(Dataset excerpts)
==============================

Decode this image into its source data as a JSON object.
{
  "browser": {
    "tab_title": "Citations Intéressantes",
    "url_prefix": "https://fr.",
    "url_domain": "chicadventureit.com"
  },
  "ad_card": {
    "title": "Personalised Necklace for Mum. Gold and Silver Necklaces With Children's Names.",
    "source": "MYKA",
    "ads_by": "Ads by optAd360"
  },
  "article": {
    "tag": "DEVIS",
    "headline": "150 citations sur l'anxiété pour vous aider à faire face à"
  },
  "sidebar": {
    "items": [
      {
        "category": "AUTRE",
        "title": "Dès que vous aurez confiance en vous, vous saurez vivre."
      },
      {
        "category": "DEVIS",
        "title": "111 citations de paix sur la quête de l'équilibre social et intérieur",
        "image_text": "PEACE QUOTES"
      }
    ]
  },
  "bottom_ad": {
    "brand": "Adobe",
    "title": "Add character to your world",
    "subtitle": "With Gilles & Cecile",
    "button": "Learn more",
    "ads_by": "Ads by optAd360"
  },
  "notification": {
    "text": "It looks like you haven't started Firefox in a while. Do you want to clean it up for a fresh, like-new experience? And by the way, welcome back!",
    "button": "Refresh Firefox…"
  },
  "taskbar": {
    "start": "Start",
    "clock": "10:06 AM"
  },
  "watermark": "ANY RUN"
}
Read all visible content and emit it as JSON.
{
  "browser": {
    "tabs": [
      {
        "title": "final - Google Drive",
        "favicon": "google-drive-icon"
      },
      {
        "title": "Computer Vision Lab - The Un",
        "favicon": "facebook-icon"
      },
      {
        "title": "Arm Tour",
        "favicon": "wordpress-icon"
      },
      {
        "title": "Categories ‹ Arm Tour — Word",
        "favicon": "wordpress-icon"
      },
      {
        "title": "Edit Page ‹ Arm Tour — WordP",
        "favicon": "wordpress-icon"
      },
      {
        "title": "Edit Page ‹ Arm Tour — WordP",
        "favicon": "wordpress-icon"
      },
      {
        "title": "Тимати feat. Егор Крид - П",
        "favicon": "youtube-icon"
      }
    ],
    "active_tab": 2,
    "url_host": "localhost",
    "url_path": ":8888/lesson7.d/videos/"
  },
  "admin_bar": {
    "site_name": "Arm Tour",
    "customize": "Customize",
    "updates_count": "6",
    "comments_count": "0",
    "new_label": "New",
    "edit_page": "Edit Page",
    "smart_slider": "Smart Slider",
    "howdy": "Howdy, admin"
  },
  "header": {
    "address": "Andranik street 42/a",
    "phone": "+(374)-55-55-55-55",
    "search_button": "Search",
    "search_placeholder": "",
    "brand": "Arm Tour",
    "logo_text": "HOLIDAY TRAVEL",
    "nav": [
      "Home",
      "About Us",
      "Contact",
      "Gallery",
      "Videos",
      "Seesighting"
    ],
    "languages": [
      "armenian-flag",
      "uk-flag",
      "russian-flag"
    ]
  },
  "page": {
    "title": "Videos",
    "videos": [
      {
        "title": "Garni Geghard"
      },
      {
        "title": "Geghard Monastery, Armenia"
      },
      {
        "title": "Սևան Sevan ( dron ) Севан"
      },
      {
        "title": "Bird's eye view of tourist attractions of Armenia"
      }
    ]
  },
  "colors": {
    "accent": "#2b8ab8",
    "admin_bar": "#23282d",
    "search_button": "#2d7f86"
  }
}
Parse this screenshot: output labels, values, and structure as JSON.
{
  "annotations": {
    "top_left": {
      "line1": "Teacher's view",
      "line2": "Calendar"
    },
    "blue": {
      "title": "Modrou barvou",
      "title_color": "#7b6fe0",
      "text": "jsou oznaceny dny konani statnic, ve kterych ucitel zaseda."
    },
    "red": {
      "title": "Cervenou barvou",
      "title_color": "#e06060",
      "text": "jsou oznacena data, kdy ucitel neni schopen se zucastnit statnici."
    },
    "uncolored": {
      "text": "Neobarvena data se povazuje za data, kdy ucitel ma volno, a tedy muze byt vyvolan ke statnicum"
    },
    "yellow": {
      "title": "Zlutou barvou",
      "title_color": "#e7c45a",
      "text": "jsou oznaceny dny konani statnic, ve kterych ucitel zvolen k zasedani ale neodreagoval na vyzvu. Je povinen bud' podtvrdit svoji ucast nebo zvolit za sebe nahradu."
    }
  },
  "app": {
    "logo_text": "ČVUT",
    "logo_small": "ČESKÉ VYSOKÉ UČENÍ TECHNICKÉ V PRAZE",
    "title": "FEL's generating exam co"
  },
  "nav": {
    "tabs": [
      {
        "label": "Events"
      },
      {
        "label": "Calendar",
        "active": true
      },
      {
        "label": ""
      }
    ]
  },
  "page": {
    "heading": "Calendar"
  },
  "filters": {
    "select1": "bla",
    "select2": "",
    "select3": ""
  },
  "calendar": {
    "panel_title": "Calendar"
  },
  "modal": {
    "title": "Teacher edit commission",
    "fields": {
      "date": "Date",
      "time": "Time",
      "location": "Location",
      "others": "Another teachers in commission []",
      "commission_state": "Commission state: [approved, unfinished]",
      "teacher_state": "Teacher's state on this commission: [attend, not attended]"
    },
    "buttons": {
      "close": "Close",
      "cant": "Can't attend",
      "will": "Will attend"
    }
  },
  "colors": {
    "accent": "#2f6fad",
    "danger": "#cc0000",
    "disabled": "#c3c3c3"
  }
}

==============================

### WRITTEN TASK
Find and count the lines of the data that include the string "attend", and report that figure by itself.

### TASK OUTPUT
3